(Boxed element entries)
==========
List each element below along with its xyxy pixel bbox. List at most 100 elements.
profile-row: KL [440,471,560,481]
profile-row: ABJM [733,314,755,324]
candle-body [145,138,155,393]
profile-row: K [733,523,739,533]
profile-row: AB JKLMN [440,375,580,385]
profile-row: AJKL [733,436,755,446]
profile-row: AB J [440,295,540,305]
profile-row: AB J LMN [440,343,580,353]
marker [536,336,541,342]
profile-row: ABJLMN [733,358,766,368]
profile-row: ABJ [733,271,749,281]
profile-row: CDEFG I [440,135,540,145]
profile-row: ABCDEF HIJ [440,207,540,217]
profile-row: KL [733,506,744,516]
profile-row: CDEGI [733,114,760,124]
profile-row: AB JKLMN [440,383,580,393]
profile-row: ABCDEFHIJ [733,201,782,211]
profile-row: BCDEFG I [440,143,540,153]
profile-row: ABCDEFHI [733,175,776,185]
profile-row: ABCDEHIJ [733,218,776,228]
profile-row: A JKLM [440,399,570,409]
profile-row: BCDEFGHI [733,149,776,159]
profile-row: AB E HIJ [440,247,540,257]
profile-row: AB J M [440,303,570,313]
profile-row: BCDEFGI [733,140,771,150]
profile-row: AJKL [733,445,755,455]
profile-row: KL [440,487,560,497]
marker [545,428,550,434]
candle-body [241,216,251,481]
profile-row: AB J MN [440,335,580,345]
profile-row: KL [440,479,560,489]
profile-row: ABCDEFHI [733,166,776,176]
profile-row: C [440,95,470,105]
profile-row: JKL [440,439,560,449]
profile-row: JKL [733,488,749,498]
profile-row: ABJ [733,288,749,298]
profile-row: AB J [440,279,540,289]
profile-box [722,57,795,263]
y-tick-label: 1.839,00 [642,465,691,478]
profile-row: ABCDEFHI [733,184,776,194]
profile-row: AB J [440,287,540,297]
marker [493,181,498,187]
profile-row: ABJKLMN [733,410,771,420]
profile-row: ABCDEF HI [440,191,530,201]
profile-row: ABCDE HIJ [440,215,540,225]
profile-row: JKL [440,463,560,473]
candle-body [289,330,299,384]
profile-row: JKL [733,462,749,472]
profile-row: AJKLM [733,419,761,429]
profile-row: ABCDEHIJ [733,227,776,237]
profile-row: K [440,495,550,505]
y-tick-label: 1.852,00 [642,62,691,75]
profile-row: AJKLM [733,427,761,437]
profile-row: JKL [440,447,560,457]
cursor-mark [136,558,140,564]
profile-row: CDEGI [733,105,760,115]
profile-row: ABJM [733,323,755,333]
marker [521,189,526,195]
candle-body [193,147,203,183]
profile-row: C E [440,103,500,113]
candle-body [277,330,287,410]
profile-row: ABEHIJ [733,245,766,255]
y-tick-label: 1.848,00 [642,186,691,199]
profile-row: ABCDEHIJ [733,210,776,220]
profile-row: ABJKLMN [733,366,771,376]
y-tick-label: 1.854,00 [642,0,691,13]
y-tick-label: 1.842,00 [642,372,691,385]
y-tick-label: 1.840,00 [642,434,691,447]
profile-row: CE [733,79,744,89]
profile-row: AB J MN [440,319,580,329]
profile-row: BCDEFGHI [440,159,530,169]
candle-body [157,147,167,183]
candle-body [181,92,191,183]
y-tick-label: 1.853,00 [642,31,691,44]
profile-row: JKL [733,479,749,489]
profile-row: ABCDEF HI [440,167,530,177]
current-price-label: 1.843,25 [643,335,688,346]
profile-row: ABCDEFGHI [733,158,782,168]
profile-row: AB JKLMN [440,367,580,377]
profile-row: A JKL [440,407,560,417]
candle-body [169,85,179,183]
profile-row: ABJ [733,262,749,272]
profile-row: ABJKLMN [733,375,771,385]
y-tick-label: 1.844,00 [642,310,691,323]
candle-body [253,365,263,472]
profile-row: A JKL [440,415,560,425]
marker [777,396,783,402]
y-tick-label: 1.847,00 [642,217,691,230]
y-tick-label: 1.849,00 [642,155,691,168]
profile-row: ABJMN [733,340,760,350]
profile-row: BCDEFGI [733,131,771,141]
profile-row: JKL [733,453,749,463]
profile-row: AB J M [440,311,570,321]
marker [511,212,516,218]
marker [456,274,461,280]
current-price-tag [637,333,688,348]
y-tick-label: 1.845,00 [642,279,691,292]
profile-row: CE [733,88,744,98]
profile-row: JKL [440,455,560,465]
==========
Format these records as a numbered list, skipping any blank lines.

◆ **WRITTEN ANSWER**:
1. List each element below along with its xyxy pixel bbox. List at most 100 elements.
2. profile-row: KL [440,471,560,481]
3. profile-row: ABJM [733,314,755,324]
4. candle-body [145,138,155,393]
5. profile-row: K [733,523,739,533]
6. profile-row: AB JKLMN [440,375,580,385]
7. profile-row: AJKL [733,436,755,446]
8. profile-row: AB J [440,295,540,305]
9. profile-row: AB J LMN [440,343,580,353]
10. marker [536,336,541,342]
11. profile-row: ABJLMN [733,358,766,368]
12. profile-row: ABJ [733,271,749,281]
13. profile-row: CDEFG I [440,135,540,145]
14. profile-row: ABCDEF HIJ [440,207,540,217]
15. profile-row: KL [733,506,744,516]
16. profile-row: CDEGI [733,114,760,124]
17. profile-row: AB JKLMN [440,383,580,393]
18. profile-row: ABCDEFHIJ [733,201,782,211]
19. profile-row: BCDEFG I [440,143,540,153]
20. profile-row: ABCDEFHI [733,175,776,185]
21. profile-row: ABCDEHIJ [733,218,776,228]
22. profile-row: A JKLM [440,399,570,409]
23. profile-row: BCDEFGHI [733,149,776,159]
24. profile-row: AB E HIJ [440,247,540,257]
25. profile-row: AB J M [440,303,570,313]
26. profile-row: BCDEFGI [733,140,771,150]
27. profile-row: AJKL [733,445,755,455]
28. profile-row: KL [440,487,560,497]
29. marker [545,428,550,434]
30. candle-body [241,216,251,481]
31. profile-row: AB J MN [440,335,580,345]
32. profile-row: KL [440,479,560,489]
33. profile-row: ABCDEFHI [733,166,776,176]
34. profile-row: C [440,95,470,105]
35. profile-row: JKL [440,439,560,449]
36. profile-row: JKL [733,488,749,498]
37. profile-row: ABJ [733,288,749,298]
38. profile-row: AB J [440,279,540,289]
39. profile-box [722,57,795,263]
40. y-tick-label: 1.839,00 [642,465,691,478]
41. profile-row: ABCDEFHI [733,184,776,194]
42. profile-row: AB J [440,287,540,297]
43. marker [493,181,498,187]
44. profile-row: ABJKLMN [733,410,771,420]
45. profile-row: ABCDEF HI [440,191,530,201]
46. profile-row: ABCDE HIJ [440,215,540,225]
47. profile-row: JKL [440,463,560,473]
48. candle-body [289,330,299,384]
49. profile-row: JKL [733,462,749,472]
50. profile-row: AJKLM [733,419,761,429]
51. profile-row: ABCDEHIJ [733,227,776,237]
52. profile-row: K [440,495,550,505]
53. y-tick-label: 1.852,00 [642,62,691,75]
54. profile-row: AJKLM [733,427,761,437]
55. profile-row: JKL [440,447,560,457]
56. cursor-mark [136,558,140,564]
57. profile-row: CDEGI [733,105,760,115]
58. profile-row: ABJM [733,323,755,333]
59. marker [521,189,526,195]
60. candle-body [193,147,203,183]
61. profile-row: C E [440,103,500,113]
62. candle-body [277,330,287,410]
63. profile-row: ABEHIJ [733,245,766,255]
64. y-tick-label: 1.848,00 [642,186,691,199]
65. profile-row: ABCDEHIJ [733,210,776,220]
66. profile-row: ABJKLMN [733,366,771,376]
67. y-tick-label: 1.854,00 [642,0,691,13]
68. y-tick-label: 1.842,00 [642,372,691,385]
69. y-tick-label: 1.840,00 [642,434,691,447]
70. profile-row: CE [733,79,744,89]
71. profile-row: AB J MN [440,319,580,329]
72. profile-row: BCDEFGHI [440,159,530,169]
73. candle-body [157,147,167,183]
74. candle-body [181,92,191,183]
75. y-tick-label: 1.853,00 [642,31,691,44]
76. profile-row: JKL [733,479,749,489]
77. profile-row: ABCDEF HI [440,167,530,177]
78. current-price-label: 1.843,25 [643,335,688,346]
79. profile-row: ABCDEFGHI [733,158,782,168]
80. profile-row: AB JKLMN [440,367,580,377]
81. profile-row: A JKL [440,407,560,417]
82. candle-body [169,85,179,183]
83. profile-row: ABJ [733,262,749,272]
84. profile-row: ABJKLMN [733,375,771,385]
85. y-tick-label: 1.844,00 [642,310,691,323]
86. candle-body [253,365,263,472]
87. profile-row: A JKL [440,415,560,425]
88. marker [777,396,783,402]
89. y-tick-label: 1.847,00 [642,217,691,230]
90. y-tick-label: 1.849,00 [642,155,691,168]
91. profile-row: ABJMN [733,340,760,350]
92. profile-row: BCDEFGI [733,131,771,141]
93. profile-row: JKL [733,453,749,463]
94. profile-row: AB J M [440,311,570,321]
95. marker [511,212,516,218]
96. marker [456,274,461,280]
97. current-price-tag [637,333,688,348]
98. y-tick-label: 1.845,00 [642,279,691,292]
99. profile-row: CE [733,88,744,98]
100. profile-row: JKL [440,455,560,465]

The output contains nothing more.